*EXERCISE DETAILS*.
Find and return each line containing "height".

*EXERCISE MATERIAL*.
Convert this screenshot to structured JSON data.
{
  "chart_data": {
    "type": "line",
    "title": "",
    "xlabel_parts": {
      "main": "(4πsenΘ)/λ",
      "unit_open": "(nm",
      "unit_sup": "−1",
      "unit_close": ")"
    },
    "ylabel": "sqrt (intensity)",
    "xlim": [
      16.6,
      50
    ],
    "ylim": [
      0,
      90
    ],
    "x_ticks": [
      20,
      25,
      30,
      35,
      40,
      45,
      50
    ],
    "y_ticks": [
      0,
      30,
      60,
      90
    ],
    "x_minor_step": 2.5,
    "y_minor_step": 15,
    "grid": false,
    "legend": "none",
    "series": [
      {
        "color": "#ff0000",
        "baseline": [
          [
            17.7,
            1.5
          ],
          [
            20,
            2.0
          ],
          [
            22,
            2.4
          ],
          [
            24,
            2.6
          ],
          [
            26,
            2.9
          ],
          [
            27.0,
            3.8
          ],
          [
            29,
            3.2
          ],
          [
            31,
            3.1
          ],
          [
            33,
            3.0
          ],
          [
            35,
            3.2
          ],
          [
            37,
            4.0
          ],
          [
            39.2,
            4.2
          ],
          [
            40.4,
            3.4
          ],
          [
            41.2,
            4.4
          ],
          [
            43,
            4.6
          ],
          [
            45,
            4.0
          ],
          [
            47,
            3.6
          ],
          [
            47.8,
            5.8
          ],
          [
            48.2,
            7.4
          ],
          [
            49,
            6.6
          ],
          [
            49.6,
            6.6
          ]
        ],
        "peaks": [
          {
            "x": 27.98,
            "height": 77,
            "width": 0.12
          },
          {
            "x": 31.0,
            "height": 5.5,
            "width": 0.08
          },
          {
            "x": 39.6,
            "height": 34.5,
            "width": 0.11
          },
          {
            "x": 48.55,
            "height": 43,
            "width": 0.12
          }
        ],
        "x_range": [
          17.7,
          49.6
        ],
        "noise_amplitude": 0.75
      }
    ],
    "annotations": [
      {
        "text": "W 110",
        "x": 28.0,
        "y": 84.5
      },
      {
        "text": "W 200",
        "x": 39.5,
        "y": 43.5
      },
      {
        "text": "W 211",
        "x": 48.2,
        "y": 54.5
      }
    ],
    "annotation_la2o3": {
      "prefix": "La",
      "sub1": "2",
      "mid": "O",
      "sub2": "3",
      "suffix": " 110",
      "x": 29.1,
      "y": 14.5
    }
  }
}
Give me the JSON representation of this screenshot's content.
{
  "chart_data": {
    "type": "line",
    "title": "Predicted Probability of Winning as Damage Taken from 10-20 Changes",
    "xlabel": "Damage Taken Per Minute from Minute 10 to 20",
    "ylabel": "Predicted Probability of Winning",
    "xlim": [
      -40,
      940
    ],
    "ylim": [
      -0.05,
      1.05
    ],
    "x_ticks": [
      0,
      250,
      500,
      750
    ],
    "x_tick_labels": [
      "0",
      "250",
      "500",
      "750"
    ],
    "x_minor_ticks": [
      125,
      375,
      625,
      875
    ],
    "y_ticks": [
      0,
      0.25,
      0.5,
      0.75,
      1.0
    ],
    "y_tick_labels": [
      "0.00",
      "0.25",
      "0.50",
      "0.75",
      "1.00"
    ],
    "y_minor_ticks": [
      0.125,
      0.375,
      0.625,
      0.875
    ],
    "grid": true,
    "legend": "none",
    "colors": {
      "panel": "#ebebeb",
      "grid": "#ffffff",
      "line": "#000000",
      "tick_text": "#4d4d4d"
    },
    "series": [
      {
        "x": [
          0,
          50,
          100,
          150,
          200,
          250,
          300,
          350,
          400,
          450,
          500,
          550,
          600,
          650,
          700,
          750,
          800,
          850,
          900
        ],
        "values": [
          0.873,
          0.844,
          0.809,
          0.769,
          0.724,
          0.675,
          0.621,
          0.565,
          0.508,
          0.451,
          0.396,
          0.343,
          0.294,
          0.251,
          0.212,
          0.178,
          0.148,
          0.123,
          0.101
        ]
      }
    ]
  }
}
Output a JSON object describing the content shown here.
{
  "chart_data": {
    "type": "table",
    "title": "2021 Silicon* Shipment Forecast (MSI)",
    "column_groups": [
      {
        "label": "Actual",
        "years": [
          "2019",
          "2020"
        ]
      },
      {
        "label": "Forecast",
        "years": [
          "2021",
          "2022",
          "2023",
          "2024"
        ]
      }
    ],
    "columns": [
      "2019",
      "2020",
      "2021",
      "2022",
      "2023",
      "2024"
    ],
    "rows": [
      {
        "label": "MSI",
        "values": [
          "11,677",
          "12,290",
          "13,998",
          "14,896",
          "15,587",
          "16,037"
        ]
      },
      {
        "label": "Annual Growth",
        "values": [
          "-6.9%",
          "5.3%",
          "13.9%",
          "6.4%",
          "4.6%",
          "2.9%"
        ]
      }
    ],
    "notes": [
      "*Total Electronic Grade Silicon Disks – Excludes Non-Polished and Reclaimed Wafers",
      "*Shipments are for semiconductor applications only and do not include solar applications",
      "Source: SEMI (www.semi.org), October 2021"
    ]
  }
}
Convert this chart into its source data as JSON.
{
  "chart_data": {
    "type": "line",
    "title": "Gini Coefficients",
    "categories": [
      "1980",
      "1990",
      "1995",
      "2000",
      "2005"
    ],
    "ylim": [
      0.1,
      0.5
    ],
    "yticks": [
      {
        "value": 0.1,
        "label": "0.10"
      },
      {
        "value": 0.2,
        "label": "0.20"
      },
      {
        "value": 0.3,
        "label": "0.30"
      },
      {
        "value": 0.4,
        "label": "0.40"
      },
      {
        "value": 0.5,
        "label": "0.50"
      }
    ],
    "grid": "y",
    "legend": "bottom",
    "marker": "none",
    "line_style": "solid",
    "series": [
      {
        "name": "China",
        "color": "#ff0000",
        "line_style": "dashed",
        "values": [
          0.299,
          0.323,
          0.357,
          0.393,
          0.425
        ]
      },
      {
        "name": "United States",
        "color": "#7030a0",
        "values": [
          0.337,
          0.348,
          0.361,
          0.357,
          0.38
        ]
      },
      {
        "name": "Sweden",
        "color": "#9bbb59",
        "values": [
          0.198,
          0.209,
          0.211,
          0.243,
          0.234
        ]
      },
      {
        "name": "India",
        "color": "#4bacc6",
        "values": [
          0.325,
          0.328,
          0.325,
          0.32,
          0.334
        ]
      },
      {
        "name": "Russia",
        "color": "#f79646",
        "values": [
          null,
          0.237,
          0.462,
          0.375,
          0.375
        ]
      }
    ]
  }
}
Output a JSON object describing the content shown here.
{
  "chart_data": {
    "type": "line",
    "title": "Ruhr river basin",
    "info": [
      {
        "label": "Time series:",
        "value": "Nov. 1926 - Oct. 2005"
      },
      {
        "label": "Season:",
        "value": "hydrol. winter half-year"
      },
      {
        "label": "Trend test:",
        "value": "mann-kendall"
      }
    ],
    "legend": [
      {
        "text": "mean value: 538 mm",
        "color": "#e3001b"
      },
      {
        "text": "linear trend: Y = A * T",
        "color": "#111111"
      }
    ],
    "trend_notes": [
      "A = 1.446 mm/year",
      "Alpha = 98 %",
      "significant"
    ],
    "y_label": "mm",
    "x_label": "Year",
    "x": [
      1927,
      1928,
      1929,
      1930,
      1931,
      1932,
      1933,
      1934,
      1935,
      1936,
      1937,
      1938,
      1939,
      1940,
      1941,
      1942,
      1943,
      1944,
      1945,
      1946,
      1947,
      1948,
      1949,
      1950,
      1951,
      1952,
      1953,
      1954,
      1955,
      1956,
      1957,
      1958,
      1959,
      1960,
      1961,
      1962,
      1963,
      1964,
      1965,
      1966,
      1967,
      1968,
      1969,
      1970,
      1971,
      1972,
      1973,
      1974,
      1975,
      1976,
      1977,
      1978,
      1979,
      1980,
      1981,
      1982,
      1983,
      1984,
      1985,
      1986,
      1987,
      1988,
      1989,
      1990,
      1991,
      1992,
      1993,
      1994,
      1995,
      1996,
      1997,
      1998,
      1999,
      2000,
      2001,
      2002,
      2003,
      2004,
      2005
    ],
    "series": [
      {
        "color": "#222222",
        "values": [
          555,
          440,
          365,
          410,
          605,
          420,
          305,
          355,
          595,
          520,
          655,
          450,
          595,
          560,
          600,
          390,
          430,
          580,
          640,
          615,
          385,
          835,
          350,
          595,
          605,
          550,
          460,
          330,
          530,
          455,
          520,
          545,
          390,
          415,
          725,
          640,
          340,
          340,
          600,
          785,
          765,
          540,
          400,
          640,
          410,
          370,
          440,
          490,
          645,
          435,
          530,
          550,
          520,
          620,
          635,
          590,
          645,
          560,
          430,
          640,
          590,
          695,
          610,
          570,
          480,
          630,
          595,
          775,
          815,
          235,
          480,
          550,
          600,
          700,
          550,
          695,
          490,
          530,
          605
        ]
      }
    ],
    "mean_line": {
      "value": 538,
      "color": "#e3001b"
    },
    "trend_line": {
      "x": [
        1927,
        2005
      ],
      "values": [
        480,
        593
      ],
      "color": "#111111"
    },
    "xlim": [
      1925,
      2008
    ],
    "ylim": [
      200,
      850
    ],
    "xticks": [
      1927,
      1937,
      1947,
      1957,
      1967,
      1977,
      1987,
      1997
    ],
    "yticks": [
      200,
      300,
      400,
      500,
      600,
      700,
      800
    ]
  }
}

*THE REPLY*.
            "height": 77,
            "height": 5.5,
            "height": 34.5,
            "height": 43,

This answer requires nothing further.